#### WORK TO DO
Each line of the material below that holds the word "name" needs to be copied.

#### TASK INPUTS
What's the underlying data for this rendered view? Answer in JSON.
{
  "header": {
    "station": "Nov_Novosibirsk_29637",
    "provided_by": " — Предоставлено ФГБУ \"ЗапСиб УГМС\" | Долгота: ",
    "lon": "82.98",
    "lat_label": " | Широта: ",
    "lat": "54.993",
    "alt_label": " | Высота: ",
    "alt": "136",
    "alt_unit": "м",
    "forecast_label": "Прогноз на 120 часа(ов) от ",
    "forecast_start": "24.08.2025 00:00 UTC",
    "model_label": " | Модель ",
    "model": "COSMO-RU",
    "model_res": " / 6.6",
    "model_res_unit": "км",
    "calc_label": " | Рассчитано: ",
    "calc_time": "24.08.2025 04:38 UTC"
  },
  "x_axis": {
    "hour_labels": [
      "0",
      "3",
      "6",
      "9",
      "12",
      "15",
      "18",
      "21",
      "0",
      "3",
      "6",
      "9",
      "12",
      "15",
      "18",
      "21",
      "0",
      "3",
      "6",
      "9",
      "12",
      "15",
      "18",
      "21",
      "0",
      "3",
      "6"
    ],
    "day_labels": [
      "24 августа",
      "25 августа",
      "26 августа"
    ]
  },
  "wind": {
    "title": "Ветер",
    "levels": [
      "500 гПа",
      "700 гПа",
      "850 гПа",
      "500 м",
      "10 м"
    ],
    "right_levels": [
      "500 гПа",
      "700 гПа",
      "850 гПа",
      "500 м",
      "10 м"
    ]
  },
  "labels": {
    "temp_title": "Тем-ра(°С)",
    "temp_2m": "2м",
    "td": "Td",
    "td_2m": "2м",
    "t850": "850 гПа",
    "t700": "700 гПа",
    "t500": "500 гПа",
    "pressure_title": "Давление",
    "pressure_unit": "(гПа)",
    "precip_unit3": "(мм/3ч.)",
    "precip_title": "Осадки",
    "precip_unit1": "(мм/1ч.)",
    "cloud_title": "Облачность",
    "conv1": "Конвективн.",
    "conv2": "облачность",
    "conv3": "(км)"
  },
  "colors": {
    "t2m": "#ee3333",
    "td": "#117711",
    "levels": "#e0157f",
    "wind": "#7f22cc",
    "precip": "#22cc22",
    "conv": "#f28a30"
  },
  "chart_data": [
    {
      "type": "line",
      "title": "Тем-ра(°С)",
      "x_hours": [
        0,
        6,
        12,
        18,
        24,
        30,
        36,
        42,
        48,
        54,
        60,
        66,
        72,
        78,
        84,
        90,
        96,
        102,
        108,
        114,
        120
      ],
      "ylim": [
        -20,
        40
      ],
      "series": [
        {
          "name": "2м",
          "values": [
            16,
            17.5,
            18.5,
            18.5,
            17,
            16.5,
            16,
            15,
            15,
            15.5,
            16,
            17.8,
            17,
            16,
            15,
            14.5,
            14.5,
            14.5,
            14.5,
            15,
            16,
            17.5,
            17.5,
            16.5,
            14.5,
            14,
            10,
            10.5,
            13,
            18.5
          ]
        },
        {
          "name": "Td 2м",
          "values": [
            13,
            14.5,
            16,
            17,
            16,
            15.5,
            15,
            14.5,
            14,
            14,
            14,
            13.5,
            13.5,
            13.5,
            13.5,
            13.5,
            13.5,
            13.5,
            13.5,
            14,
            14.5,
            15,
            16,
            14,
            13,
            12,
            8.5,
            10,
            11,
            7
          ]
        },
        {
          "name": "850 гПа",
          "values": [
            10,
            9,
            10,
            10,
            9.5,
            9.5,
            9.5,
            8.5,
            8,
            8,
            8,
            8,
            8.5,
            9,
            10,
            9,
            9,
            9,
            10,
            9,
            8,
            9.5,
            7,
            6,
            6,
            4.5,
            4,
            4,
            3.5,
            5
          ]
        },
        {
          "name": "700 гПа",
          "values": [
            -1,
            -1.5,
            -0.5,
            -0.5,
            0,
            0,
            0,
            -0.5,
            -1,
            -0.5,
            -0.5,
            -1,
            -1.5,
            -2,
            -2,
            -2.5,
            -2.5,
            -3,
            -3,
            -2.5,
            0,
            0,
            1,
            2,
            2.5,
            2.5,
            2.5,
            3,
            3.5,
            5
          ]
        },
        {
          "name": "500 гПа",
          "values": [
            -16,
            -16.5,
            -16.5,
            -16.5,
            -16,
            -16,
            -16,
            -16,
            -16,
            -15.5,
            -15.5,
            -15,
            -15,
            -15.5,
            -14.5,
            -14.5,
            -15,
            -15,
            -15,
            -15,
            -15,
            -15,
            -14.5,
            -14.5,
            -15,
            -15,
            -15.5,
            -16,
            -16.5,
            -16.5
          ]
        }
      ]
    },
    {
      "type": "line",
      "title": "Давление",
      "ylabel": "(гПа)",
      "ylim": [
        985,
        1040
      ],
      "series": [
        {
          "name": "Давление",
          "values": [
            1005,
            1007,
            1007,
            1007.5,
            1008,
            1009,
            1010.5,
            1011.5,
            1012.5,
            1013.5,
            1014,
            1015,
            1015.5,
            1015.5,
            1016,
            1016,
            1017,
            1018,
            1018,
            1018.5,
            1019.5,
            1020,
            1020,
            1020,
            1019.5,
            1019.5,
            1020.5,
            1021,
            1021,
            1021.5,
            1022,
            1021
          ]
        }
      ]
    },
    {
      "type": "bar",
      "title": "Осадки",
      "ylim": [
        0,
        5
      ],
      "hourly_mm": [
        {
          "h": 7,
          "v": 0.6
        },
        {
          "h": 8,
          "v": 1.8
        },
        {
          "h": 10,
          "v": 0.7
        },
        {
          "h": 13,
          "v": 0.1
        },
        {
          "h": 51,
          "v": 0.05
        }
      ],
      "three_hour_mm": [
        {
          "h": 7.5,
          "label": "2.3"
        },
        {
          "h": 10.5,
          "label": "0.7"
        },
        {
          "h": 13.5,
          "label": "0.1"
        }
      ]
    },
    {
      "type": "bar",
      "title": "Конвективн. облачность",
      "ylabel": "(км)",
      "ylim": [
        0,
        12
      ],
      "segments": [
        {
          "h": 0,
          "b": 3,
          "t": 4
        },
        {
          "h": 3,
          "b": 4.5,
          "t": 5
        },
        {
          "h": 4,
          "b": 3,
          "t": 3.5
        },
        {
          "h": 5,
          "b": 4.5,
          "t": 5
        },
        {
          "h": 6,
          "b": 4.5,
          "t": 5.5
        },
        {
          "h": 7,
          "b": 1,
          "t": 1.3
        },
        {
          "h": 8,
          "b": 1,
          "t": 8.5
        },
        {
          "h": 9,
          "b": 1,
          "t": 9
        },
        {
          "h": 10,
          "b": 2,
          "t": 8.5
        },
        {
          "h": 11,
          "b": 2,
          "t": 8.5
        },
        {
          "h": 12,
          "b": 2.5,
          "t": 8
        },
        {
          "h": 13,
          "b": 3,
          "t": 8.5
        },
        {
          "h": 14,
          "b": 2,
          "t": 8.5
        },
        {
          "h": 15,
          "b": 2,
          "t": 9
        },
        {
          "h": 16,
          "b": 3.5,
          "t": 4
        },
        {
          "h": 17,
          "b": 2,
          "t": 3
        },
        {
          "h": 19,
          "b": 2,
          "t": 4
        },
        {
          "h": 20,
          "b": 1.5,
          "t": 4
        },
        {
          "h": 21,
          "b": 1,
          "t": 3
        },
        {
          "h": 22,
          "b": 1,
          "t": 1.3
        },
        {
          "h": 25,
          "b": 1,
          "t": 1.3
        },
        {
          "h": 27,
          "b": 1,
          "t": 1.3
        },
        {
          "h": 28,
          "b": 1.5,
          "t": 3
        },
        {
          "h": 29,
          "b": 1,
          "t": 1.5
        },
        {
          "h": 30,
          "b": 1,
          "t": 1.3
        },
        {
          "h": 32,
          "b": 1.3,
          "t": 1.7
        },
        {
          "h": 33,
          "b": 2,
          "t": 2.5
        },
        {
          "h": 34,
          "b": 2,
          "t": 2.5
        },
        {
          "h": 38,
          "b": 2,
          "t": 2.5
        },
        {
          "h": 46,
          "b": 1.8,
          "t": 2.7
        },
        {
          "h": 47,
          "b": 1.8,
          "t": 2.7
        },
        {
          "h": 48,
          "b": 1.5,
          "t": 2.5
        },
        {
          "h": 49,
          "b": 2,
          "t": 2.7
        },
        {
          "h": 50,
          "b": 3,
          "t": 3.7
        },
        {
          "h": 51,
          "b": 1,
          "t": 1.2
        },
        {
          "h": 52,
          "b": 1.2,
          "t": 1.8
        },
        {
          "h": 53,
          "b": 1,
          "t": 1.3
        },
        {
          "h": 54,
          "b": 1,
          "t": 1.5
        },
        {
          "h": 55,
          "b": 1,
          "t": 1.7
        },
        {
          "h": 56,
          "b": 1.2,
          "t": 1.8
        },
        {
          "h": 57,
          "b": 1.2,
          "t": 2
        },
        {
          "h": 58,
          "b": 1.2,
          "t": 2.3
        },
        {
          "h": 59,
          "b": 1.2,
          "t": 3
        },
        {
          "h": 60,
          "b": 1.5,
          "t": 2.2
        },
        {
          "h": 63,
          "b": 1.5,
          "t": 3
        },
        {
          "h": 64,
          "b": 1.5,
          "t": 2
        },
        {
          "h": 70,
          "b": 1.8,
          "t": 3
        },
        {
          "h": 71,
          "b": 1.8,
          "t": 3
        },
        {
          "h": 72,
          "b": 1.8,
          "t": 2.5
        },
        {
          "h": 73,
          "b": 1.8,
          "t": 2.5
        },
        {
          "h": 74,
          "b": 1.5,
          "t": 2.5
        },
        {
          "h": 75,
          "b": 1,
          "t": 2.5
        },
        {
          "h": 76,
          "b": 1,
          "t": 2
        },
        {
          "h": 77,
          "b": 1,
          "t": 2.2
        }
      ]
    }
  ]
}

#### THE REPLY
          "name": "2м",
          "name": "Td 2м",
          "name": "850 гПа",
          "name": "700 гПа",
          "name": "500 гПа",
          "name": "Давление",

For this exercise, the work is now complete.